> [Exercise requirements]
Output the entries verbatim, including every line.

* * * * * * *

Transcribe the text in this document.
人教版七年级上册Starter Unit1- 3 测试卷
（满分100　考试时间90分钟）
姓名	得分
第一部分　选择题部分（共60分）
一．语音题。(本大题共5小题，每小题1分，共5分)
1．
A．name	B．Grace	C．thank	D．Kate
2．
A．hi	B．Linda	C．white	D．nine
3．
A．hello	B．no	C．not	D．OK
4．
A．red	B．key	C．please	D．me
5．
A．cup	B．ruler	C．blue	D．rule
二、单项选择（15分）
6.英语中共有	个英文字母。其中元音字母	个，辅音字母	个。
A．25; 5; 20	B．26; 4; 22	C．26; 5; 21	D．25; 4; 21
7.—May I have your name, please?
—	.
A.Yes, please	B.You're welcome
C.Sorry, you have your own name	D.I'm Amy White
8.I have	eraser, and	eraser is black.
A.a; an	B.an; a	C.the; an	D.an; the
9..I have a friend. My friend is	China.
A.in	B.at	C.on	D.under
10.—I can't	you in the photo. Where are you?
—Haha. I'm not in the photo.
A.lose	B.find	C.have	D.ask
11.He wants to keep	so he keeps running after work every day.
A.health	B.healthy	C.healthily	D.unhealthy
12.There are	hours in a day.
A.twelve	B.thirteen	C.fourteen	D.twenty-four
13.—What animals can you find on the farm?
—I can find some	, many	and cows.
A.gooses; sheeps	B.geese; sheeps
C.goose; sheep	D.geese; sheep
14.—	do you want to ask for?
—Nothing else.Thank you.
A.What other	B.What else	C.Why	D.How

* * * * * * *

> [Written answer]
Transcribe the text in this document.
人教版七年级上册Starter Unit1- 3 测试卷
（满分100　考试时间90分钟）
姓名	得分
第一部分　选择题部分（共60分）
一．语音题。(本大题共5小题，每小题1分，共5分)
1．
A．name	B．Grace	C．thank	D．Kate
2．
A．hi	B．Linda	C．white	D．nine
3．
A．hello	B．no	C．not	D．OK
4．
A．red	B．key	C．please	D．me
5．
A．cup	B．ruler	C．blue	D．rule
二、单项选择（15分）
6.英语中共有	个英文字母。其中元音字母	个，辅音字母	个。
A．25; 5; 20	B．26; 4; 22	C．26; 5; 21	D．25; 4; 21
7.—May I have your name, please?
—	.
A.Yes, please	B.You're welcome
C.Sorry, you have your own name	D.I'm Amy White
8.I have	eraser, and	eraser is black.
A.a; an	B.an; a	C.the; an	D.an; the
9..I have a friend. My friend is	China.
A.in	B.at	C.on	D.under
10.—I can't	you in the photo. Where are you?
—Haha. I'm not in the photo.
A.lose	B.find	C.have	D.ask
11.He wants to keep	so he keeps running after work every day.
A.health	B.healthy	C.healthily	D.unhealthy
12.There are	hours in a day.
A.twelve	B.thirteen	C.fourteen	D.twenty-four
13.—What animals can you find on the farm?
—I can find some	, many	and cows.
A.gooses; sheeps	B.geese; sheeps
C.goose; sheep	D.geese; sheep
14.—	do you want to ask for?
—Nothing else.Thank you.
A.What other	B.What else	C.Why	D.How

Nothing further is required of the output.